## What the task asks
Lines containing the word "JSON" are the ones to copy from the records below.

## Available data
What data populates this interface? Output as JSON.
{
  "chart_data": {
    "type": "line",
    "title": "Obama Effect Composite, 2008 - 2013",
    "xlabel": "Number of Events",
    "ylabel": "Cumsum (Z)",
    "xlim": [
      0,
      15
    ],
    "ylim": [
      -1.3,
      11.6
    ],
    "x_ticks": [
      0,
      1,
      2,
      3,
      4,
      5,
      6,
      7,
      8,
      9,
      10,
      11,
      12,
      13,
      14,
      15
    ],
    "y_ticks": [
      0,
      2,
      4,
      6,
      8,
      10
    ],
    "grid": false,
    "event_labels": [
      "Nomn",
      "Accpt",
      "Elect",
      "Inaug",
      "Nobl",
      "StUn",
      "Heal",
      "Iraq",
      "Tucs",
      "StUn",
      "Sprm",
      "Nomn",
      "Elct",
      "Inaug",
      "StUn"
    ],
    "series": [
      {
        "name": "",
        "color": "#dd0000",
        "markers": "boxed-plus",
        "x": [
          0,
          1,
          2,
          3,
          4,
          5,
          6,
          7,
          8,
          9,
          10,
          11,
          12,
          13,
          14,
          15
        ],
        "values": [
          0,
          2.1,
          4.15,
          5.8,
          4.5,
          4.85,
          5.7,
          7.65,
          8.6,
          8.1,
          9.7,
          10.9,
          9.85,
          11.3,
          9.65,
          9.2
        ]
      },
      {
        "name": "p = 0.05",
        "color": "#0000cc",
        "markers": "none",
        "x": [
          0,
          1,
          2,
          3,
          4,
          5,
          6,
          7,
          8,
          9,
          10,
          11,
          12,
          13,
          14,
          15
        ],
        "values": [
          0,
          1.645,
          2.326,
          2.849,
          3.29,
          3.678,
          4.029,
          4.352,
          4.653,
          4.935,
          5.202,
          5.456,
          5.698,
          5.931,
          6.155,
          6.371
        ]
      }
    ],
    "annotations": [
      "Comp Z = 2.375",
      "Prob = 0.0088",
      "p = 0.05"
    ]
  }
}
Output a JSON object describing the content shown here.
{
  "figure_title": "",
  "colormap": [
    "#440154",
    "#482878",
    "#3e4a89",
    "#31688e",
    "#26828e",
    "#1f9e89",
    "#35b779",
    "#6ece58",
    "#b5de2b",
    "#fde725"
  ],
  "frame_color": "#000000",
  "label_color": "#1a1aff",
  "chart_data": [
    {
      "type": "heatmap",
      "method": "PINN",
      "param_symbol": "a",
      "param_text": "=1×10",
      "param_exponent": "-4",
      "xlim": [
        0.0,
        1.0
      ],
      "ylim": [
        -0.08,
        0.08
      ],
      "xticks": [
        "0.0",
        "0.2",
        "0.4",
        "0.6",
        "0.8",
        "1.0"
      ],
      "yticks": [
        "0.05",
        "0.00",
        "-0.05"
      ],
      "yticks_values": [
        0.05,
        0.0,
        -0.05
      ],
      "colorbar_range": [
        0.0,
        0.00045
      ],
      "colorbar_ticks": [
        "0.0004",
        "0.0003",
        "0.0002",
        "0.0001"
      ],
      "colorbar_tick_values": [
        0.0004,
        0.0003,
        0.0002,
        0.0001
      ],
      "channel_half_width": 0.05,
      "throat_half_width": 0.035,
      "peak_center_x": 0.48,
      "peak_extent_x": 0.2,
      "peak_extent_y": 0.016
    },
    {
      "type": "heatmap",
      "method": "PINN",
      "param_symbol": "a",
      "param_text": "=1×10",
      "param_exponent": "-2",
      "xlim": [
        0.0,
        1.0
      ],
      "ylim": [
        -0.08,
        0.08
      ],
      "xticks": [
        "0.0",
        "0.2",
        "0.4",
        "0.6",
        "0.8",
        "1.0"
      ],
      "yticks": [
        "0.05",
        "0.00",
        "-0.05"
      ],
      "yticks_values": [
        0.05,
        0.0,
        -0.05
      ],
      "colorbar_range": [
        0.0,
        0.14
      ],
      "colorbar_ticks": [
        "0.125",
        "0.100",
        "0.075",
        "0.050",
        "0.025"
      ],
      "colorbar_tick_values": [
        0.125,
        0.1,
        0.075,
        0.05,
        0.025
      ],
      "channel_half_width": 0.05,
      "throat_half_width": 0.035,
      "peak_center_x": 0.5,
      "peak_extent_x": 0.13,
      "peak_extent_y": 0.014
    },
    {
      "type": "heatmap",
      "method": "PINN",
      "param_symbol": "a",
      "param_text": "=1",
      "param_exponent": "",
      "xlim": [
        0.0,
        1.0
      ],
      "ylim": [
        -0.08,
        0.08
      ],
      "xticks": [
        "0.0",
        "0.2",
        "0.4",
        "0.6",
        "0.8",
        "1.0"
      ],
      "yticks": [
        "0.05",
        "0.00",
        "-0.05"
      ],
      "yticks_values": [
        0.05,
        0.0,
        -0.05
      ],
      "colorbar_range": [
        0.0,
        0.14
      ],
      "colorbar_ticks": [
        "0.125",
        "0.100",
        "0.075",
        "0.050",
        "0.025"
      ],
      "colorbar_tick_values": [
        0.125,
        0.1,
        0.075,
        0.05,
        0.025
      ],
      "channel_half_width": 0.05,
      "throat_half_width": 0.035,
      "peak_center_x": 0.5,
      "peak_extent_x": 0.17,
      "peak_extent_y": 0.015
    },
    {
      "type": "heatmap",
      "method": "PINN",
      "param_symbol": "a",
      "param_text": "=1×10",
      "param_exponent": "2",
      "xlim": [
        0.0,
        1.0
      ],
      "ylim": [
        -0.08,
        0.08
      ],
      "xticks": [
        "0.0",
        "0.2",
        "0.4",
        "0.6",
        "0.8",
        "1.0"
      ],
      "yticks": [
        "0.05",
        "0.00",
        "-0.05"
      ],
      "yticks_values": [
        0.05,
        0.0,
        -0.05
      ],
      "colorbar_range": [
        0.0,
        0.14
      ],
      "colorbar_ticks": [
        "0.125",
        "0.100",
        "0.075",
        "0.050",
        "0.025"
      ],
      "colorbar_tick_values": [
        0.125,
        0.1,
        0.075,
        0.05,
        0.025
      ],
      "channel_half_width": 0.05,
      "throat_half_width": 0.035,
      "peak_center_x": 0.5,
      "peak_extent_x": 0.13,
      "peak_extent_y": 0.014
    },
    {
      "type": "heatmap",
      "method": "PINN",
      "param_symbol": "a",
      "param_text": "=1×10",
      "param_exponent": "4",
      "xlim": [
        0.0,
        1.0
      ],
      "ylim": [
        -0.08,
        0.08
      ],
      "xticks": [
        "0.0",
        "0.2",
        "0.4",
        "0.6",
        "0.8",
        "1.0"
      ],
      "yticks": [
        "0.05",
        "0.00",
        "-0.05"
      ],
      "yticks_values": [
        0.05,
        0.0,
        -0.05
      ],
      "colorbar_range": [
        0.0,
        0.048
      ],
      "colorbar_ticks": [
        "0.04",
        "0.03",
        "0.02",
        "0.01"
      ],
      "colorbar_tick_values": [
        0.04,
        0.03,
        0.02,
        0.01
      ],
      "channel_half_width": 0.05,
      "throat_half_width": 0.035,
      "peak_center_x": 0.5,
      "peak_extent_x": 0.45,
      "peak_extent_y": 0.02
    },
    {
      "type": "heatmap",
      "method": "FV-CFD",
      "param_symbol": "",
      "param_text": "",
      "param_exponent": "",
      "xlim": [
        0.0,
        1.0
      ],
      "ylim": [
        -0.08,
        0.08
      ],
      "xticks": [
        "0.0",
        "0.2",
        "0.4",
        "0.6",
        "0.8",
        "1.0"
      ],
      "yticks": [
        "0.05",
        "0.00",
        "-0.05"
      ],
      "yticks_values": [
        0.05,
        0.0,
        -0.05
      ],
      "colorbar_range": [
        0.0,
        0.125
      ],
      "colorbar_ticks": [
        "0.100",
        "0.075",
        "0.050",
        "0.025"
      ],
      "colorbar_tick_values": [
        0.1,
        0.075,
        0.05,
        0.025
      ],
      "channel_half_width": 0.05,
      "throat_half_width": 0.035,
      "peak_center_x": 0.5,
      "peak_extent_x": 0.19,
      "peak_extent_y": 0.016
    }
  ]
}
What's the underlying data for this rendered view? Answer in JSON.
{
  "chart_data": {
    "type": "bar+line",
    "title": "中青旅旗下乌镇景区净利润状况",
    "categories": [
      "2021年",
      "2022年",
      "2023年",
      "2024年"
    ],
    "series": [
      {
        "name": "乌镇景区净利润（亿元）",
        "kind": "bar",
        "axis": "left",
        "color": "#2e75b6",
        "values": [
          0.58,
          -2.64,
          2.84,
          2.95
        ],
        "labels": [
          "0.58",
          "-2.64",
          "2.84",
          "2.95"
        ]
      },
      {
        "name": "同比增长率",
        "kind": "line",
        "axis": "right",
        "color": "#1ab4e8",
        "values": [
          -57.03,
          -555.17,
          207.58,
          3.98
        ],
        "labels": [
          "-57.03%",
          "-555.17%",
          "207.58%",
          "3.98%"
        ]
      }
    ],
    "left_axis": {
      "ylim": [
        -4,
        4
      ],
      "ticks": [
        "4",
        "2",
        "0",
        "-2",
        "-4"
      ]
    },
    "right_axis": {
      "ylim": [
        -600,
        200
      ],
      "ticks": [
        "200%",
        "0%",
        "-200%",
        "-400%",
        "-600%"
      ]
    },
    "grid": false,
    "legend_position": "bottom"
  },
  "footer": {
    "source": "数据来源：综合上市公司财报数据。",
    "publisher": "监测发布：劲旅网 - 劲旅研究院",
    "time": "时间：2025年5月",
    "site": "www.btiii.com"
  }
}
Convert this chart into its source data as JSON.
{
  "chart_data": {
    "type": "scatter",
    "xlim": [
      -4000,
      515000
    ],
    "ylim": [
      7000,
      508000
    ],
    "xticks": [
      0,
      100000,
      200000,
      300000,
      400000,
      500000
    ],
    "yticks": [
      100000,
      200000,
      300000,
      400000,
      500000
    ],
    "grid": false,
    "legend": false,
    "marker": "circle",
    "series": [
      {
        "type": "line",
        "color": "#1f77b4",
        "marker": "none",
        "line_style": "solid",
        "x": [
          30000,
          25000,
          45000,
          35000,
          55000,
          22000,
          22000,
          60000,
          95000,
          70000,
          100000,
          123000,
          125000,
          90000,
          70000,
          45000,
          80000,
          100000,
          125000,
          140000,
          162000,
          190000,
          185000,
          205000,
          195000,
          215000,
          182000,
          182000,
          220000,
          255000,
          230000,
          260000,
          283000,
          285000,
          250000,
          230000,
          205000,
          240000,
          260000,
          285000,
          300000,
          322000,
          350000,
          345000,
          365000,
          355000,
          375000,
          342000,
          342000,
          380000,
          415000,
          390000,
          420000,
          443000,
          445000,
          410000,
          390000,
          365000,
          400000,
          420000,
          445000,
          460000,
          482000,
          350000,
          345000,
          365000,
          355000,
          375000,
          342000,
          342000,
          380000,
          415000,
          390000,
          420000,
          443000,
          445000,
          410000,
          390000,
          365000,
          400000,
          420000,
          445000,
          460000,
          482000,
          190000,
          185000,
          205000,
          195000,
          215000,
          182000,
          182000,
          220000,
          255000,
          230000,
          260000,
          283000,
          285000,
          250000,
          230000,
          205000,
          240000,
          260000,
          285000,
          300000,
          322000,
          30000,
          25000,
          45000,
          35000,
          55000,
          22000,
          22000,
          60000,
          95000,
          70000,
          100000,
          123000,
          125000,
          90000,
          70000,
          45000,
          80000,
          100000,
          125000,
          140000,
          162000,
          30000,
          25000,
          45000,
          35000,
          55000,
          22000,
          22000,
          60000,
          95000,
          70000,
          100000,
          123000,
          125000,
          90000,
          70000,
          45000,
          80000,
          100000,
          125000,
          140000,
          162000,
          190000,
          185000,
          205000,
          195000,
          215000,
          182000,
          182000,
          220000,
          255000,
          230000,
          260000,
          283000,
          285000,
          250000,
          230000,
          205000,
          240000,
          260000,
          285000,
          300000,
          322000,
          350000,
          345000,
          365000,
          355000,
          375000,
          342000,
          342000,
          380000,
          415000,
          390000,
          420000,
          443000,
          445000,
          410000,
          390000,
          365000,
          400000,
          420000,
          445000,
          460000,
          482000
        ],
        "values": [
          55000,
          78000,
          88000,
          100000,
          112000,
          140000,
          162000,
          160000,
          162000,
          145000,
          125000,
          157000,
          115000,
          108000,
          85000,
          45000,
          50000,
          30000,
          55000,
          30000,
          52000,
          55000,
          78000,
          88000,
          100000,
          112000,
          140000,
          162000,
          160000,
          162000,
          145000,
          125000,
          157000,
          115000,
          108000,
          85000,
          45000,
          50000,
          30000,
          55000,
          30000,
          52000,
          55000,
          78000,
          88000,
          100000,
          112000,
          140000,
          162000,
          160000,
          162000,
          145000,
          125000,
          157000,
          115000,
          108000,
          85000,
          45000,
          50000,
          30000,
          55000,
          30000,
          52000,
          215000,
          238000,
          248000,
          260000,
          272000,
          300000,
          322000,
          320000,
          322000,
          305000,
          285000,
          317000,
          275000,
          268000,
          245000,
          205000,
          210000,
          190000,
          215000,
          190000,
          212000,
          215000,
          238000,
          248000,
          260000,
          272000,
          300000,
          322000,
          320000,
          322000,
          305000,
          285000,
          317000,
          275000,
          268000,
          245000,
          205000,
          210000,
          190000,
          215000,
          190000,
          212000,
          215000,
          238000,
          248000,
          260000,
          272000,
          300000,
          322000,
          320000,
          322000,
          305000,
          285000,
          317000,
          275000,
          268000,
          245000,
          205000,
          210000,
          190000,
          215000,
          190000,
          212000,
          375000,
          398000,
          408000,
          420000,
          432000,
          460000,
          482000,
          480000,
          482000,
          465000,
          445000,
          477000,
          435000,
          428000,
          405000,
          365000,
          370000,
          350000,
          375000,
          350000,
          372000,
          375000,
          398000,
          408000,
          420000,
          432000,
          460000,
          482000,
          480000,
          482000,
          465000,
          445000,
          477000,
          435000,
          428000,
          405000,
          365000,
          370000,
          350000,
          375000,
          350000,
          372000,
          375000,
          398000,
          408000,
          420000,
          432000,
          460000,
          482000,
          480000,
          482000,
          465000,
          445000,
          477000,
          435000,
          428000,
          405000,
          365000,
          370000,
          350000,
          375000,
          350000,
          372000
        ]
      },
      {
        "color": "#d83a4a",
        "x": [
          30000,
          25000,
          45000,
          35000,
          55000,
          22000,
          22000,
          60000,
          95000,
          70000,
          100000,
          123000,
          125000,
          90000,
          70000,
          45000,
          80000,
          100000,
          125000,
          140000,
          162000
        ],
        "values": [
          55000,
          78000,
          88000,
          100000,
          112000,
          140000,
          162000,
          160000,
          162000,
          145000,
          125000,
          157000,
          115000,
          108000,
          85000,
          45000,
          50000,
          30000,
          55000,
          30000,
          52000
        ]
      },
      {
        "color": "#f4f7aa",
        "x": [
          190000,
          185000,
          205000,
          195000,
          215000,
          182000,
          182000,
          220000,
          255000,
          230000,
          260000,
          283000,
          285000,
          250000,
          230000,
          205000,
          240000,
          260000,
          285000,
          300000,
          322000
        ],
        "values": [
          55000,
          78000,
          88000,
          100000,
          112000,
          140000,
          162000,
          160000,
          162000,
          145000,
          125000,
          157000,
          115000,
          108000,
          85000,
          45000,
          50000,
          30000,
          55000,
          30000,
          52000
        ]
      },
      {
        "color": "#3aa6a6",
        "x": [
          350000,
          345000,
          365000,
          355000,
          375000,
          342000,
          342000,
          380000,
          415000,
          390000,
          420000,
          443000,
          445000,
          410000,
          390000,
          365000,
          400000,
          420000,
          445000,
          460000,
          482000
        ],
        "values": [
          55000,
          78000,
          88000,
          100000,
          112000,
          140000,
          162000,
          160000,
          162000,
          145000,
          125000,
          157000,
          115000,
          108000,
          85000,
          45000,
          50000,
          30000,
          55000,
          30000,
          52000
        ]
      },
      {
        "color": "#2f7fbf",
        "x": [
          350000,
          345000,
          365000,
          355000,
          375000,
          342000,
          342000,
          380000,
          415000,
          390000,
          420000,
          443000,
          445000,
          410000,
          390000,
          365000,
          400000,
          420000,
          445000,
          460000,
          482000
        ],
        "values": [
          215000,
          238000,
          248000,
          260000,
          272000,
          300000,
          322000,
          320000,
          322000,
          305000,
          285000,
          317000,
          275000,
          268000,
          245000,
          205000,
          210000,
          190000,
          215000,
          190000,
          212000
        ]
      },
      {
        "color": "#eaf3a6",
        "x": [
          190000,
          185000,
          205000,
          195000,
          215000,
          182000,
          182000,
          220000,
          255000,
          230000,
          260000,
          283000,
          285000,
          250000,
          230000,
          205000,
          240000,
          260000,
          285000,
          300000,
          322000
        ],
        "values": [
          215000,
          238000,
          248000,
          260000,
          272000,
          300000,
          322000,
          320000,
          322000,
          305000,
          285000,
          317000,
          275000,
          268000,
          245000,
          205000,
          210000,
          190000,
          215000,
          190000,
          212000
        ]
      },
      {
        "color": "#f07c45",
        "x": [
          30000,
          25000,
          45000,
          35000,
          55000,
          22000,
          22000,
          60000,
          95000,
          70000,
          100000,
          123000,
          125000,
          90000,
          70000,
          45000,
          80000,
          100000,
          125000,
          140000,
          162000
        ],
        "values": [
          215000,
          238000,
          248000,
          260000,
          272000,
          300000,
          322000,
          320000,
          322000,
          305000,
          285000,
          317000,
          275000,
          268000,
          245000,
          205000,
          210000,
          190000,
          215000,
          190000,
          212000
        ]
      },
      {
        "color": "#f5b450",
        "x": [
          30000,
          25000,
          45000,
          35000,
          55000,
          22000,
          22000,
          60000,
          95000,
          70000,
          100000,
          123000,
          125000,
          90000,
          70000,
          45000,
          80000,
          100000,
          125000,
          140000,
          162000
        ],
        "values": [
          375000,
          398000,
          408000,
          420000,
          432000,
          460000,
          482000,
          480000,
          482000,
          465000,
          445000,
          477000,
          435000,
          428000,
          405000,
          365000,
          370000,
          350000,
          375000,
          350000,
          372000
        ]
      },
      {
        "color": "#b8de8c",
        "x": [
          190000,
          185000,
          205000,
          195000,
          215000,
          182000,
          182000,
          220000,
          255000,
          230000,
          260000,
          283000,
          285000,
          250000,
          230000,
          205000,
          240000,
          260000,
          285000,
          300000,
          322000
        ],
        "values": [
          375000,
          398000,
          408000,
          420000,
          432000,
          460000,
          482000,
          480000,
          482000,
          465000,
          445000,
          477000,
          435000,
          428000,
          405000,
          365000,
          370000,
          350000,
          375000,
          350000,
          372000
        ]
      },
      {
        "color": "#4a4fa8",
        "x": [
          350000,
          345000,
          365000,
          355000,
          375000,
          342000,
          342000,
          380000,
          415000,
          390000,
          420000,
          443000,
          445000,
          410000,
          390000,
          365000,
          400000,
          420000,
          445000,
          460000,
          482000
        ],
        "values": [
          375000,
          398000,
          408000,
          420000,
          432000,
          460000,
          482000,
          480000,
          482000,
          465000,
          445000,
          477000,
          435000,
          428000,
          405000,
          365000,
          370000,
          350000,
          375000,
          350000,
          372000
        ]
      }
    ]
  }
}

## Complete response
What data populates this interface? Output as JSON.
Output a JSON object describing the content shown here.
What's the underlying data for this rendered view? Answer in JSON.
Convert this chart into its source data as JSON.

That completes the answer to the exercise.